> **SUPPLIED PASSAGE**:
▬▬▬

= David Megginson =

Canadian software consultant and developer

David Megginson (born 1964) is a Canadian computer software consultant and developer, specializing in open-source software development and application. He was the lead developer and original maintainer of the Simple API for XML (SAX), a leading streaming API for XML.

Megginson has been part of the SGML, and then XML, communities since 1991.

For the World Wide Web Consortium, he served as chair of the XML Information Set Working Group, and as a member of both the XML Working Group and XML Co-ordination Group.

In 2000, Sun Microsystems and JavaPro magazine awarded Megginson the Java Technology Achievement Award For Outstanding Individual Contribution to the Java Community.

He made significant contributions to other open source software projects including FlightGear (a cross-platform flight simulator making use of XML), the NewsML Toolkit library for NewsML, the XMLWriter libraries for Perl and Java, RDF Filter, and SGMLSpm (a mid-1990s precursor to many XML functionalities).

▬▬▬

> **EXPLORE THE MATERIAL**:
1. Swap "Perl" for "Python" in the David Megginson biography, writing out the part from "He made significant" to "many XML functionalities)." again.
2. Extend the David Megginson biography with the next part after its last sentence.

> **GIVEN ENTRIES**:

▬▬▬

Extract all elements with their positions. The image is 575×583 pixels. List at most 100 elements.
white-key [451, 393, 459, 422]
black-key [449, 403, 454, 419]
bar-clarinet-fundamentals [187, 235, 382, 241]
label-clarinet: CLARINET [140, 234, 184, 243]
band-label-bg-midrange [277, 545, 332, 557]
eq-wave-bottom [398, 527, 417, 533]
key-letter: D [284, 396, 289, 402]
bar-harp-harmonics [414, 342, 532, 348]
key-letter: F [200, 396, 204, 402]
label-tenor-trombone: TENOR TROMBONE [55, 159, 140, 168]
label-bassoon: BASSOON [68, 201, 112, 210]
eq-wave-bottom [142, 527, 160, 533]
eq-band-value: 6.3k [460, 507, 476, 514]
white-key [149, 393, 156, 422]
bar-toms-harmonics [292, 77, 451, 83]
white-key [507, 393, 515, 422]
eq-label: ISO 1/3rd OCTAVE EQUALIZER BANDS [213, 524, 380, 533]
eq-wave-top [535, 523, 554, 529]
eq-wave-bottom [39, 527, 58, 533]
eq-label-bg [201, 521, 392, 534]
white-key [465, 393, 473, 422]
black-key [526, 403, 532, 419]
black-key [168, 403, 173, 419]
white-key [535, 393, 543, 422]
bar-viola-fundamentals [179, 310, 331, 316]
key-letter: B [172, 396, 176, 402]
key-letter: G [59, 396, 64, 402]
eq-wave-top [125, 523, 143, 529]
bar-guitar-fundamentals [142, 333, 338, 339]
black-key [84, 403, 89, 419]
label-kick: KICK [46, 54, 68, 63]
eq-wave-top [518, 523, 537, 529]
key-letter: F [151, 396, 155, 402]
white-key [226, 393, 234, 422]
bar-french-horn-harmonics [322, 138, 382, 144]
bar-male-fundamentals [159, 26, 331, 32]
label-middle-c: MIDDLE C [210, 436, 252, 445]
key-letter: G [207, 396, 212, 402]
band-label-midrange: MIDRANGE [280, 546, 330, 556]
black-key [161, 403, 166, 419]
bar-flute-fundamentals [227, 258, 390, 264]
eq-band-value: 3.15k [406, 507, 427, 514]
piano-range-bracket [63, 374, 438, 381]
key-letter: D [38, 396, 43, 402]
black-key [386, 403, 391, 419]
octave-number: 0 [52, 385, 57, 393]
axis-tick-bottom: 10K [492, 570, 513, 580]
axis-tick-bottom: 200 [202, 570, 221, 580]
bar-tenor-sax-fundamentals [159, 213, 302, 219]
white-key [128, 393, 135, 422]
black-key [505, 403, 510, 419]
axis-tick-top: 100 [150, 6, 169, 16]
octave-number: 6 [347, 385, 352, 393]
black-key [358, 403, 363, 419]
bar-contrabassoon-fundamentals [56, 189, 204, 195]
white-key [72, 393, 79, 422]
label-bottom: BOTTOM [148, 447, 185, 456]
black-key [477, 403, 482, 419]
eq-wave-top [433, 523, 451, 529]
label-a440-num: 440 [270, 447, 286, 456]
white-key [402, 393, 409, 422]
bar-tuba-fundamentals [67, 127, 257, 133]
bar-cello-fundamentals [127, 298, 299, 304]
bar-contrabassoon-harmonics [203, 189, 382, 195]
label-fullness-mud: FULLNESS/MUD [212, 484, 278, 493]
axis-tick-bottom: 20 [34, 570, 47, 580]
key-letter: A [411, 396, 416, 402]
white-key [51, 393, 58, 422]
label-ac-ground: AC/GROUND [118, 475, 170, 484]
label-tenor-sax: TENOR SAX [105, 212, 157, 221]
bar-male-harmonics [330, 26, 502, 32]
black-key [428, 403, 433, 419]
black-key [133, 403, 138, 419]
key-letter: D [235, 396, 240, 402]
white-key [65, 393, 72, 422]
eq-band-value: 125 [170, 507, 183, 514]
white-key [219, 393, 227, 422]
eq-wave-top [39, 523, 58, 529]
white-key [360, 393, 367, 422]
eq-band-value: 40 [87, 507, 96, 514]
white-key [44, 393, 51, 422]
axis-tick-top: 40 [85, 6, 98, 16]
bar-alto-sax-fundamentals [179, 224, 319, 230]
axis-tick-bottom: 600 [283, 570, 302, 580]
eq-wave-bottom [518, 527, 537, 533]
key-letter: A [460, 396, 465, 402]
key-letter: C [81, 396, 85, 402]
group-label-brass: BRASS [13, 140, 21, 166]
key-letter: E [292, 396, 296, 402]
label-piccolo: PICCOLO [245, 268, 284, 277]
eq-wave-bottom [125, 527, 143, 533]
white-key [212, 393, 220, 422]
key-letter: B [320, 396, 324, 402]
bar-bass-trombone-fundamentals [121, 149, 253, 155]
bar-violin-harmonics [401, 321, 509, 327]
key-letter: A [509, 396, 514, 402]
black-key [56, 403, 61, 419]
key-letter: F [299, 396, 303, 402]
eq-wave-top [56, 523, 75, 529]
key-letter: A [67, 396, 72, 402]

▬▬▬

> **EXERCISE RESPONSES**:
1.
He made significant contributions to other open source software projects including FlightGear (a cross-platform flight simulator making use of XML), the NewsML Toolkit library for NewsML, the XMLWriter libraries for Python and Java, RDF Filter, and SGMLSpm (a mid-1990s precursor to many XML functionalities).

2.
Megginson is also known for providing the first response to Andrew S. Tanenbaum's "Linux is obsolete." Usenet post. His response then evolved into the famous Tanenbaum–Torvalds debate.

He is an instrument-rated private pilot, and maintains weblogs about technology and small-plane aviation. Formerly employed by the University of Ottawa, he maintains his consulting and development practice in Ottawa, Ontario.

==Publications==
- "Structuring XML Documents" (1998) An advanced guide focusing on XML and SGML document type definitions.
- "Imperfect XML: Rants, Raves, Tips, and Tricks ... from an Insider" (2004) A broad exploration of XML applications and standards.